■ Description of the task
Could you transcribe every record below exactly as written, leaving out any pictures?
— Start of Input for this task —
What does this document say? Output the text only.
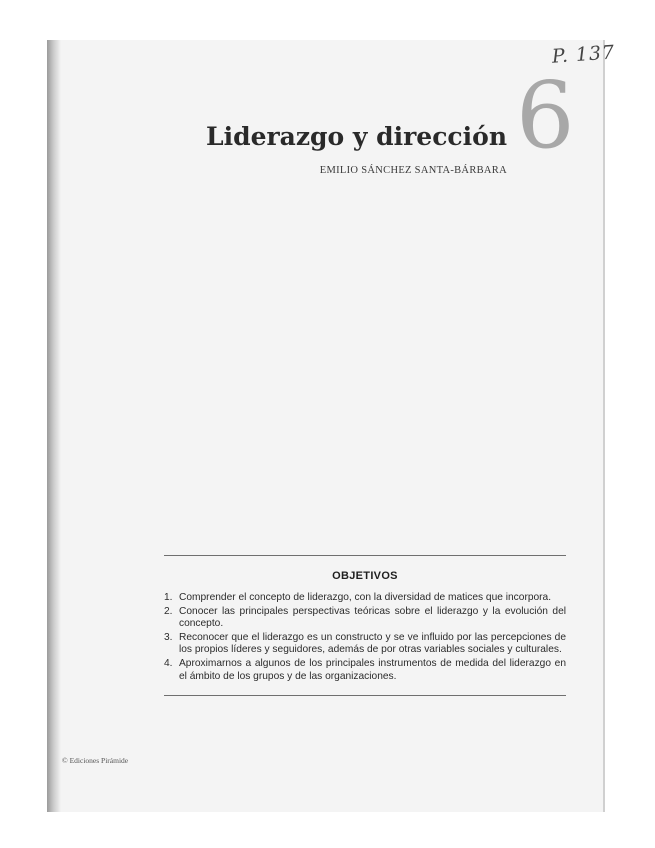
P. 137
6
Liderazgo y dirección
EMILIO SÁNCHEZ SANTA-BÁRBARA
OBJETIVOS
1. Comprender el concepto de liderazgo, con la diversidad de matices que incorpora.
2. Conocer las principales perspectivas teóricas sobre el liderazgo y la evolución del concepto.
3. Reconocer que el liderazgo es un constructo y se ve influido por las percepciones de los propios líderes y seguidores, además de por otras variables sociales y culturales.
4. Aproximarnos a algunos de los principales instrumentos de medida del liderazgo en el ámbito de los grupos y de las organizaciones.
© Ediciones Pirámide
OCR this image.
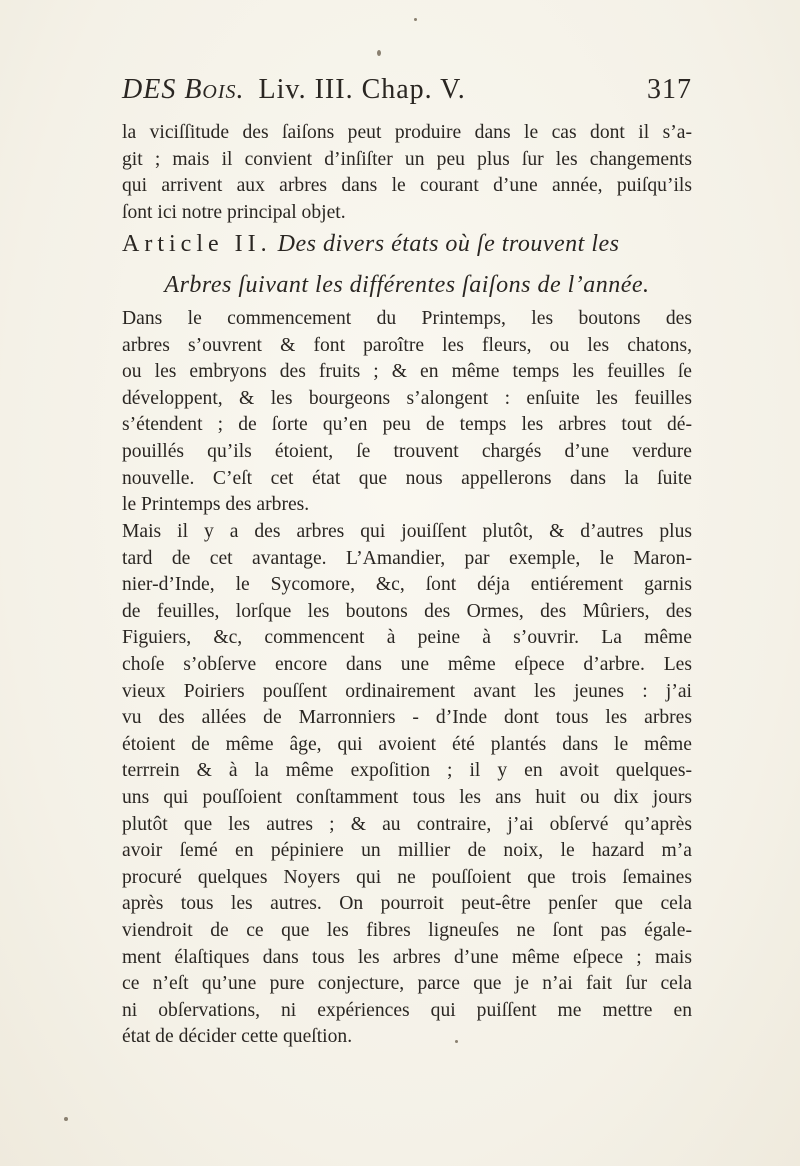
DES Bois. Liv. III. Chap. V.	317
la viciſſitude des ſaiſons peut produire dans le cas dont il s’a-
git ; mais il convient d’inſiſter un peu plus ſur les changements
qui arrivent aux arbres dans le courant d’une année, puiſqu’ils
ſont ici notre principal objet.
Article II. Des divers états où ſe trouvent les
Arbres ſuivant les différentes ſaiſons de l’année.
Dans le commencement du Printemps, les boutons des
arbres s’ouvrent & font paroître les fleurs, ou les chatons,
ou les embryons des fruits ; & en même temps les feuilles ſe
développent, & les bourgeons s’alongent : enſuite les feuilles
s’étendent ; de ſorte qu’en peu de temps les arbres tout dé-
pouillés qu’ils étoient, ſe trouvent chargés d’une verdure
nouvelle. C’eſt cet état que nous appellerons dans la ſuite
le Printemps des arbres.
Mais il y a des arbres qui jouiſſent plutôt, & d’autres plus
tard de cet avantage. L’Amandier, par exemple, le Maron-
nier-d’Inde, le Sycomore, &c, ſont déja entiérement garnis
de feuilles, lorſque les boutons des Ormes, des Mûriers, des
Figuiers, &c, commencent à peine à s’ouvrir. La même
choſe s’obſerve encore dans une même eſpece d’arbre. Les
vieux Poiriers pouſſent ordinairement avant les jeunes : j’ai
vu des allées de Marronniers - d’Inde dont tous les arbres
étoient de même âge, qui avoient été plantés dans le même
terrrein & à la même expoſition ; il y en avoit quelques-
uns qui pouſſoient conſtamment tous les ans huit ou dix jours
plutôt que les autres ; & au contraire, j’ai obſervé qu’après
avoir ſemé en pépiniere un millier de noix, le hazard m’a
procuré quelques Noyers qui ne pouſſoient que trois ſemaines
après tous les autres. On pourroit peut-être penſer que cela
viendroit de ce que les fibres ligneuſes ne ſont pas égale-
ment élaſtiques dans tous les arbres d’une même eſpece ; mais
ce n’eſt qu’une pure conjecture, parce que je n’ai fait ſur cela
ni obſervations, ni expériences qui puiſſent me mettre en
état de décider cette queſtion.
— End of Input for this task —
■ Answer to the problem
What does this document say? Output the text only.
P. 137
6
Liderazgo y dirección
EMILIO SÁNCHEZ SANTA-BÁRBARA
OBJETIVOS
1. Comprender el concepto de liderazgo, con la diversidad de matices que incorpora.
2. Conocer las principales perspectivas teóricas sobre el liderazgo y la evolución del concepto.
3. Reconocer que el liderazgo es un constructo y se ve influido por las percepciones de los propios líderes y seguidores, además de por otras variables sociales y culturales.
4. Aproximarnos a algunos de los principales instrumentos de medida del liderazgo en el ámbito de los grupos y de las organizaciones.
© Ediciones Pirámide
OCR this image.
DES Bois. Liv. III. Chap. V.	317
la viciſſitude des ſaiſons peut produire dans le cas dont il s’a-
git ; mais il convient d’inſiſter un peu plus ſur les changements
qui arrivent aux arbres dans le courant d’une année, puiſqu’ils
ſont ici notre principal objet.
Article II. Des divers états où ſe trouvent les
Arbres ſuivant les différentes ſaiſons de l’année.
Dans le commencement du Printemps, les boutons des
arbres s’ouvrent & font paroître les fleurs, ou les chatons,
ou les embryons des fruits ; & en même temps les feuilles ſe
développent, & les bourgeons s’alongent : enſuite les feuilles
s’étendent ; de ſorte qu’en peu de temps les arbres tout dé-
pouillés qu’ils étoient, ſe trouvent chargés d’une verdure
nouvelle. C’eſt cet état que nous appellerons dans la ſuite
le Printemps des arbres.
Mais il y a des arbres qui jouiſſent plutôt, & d’autres plus
tard de cet avantage. L’Amandier, par exemple, le Maron-
nier-d’Inde, le Sycomore, &c, ſont déja entiérement garnis
de feuilles, lorſque les boutons des Ormes, des Mûriers, des
Figuiers, &c, commencent à peine à s’ouvrir. La même
choſe s’obſerve encore dans une même eſpece d’arbre. Les
vieux Poiriers pouſſent ordinairement avant les jeunes : j’ai
vu des allées de Marronniers - d’Inde dont tous les arbres
étoient de même âge, qui avoient été plantés dans le même
terrrein & à la même expoſition ; il y en avoit quelques-
uns qui pouſſoient conſtamment tous les ans huit ou dix jours
plutôt que les autres ; & au contraire, j’ai obſervé qu’après
avoir ſemé en pépiniere un millier de noix, le hazard m’a
procuré quelques Noyers qui ne pouſſoient que trois ſemaines
après tous les autres. On pourroit peut-être penſer que cela
viendroit de ce que les fibres ligneuſes ne ſont pas égale-
ment élaſtiques dans tous les arbres d’une même eſpece ; mais
ce n’eſt qu’une pure conjecture, parce que je n’ai fait ſur cela
ni obſervations, ni expériences qui puiſſent me mettre en
état de décider cette queſtion.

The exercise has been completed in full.